Aim of the exercise: Word for word, repeat all of the entries.

Stored records:
========

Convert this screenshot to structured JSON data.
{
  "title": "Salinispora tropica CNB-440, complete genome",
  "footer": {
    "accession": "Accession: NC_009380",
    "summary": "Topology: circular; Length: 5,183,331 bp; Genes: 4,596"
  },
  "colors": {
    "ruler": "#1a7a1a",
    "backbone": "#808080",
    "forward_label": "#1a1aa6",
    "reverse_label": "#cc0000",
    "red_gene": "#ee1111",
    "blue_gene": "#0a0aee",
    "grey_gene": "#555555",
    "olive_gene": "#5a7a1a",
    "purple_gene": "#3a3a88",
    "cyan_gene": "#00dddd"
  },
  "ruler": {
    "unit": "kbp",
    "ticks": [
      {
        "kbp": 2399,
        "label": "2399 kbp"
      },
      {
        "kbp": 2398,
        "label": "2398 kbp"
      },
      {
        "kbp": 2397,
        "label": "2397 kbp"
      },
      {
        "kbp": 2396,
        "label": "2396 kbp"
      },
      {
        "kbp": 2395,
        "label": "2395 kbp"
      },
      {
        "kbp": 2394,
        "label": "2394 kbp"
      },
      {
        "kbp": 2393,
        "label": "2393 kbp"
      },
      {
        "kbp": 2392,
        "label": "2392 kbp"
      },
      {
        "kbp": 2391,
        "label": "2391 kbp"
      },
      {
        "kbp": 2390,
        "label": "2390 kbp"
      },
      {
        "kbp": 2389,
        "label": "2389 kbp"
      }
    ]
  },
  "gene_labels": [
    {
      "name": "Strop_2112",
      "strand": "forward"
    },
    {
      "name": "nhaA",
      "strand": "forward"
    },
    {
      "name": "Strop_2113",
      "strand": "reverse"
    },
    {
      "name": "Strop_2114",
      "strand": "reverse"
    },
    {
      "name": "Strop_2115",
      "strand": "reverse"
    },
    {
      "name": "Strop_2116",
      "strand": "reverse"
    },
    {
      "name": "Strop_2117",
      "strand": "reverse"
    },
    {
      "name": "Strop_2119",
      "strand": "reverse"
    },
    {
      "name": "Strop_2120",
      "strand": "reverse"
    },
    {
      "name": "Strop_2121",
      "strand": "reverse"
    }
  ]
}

========

Answer to the exercise:
Convert this screenshot to structured JSON data.
{
  "title": "Salinispora tropica CNB-440, complete genome",
  "footer": {
    "accession": "Accession: NC_009380",
    "summary": "Topology: circular; Length: 5,183,331 bp; Genes: 4,596"
  },
  "colors": {
    "ruler": "#1a7a1a",
    "backbone": "#808080",
    "forward_label": "#1a1aa6",
    "reverse_label": "#cc0000",
    "red_gene": "#ee1111",
    "blue_gene": "#0a0aee",
    "grey_gene": "#555555",
    "olive_gene": "#5a7a1a",
    "purple_gene": "#3a3a88",
    "cyan_gene": "#00dddd"
  },
  "ruler": {
    "unit": "kbp",
    "ticks": [
      {
        "kbp": 2399,
        "label": "2399 kbp"
      },
      {
        "kbp": 2398,
        "label": "2398 kbp"
      },
      {
        "kbp": 2397,
        "label": "2397 kbp"
      },
      {
        "kbp": 2396,
        "label": "2396 kbp"
      },
      {
        "kbp": 2395,
        "label": "2395 kbp"
      },
      {
        "kbp": 2394,
        "label": "2394 kbp"
      },
      {
        "kbp": 2393,
        "label": "2393 kbp"
      },
      {
        "kbp": 2392,
        "label": "2392 kbp"
      },
      {
        "kbp": 2391,
        "label": "2391 kbp"
      },
      {
        "kbp": 2390,
        "label": "2390 kbp"
      },
      {
        "kbp": 2389,
        "label": "2389 kbp"
      }
    ]
  },
  "gene_labels": [
    {
      "name": "Strop_2112",
      "strand": "forward"
    },
    {
      "name": "nhaA",
      "strand": "forward"
    },
    {
      "name": "Strop_2113",
      "strand": "reverse"
    },
    {
      "name": "Strop_2114",
      "strand": "reverse"
    },
    {
      "name": "Strop_2115",
      "strand": "reverse"
    },
    {
      "name": "Strop_2116",
      "strand": "reverse"
    },
    {
      "name": "Strop_2117",
      "strand": "reverse"
    },
    {
      "name": "Strop_2119",
      "strand": "reverse"
    },
    {
      "name": "Strop_2120",
      "strand": "reverse"
    },
    {
      "name": "Strop_2121",
      "strand": "reverse"
    }
  ]
}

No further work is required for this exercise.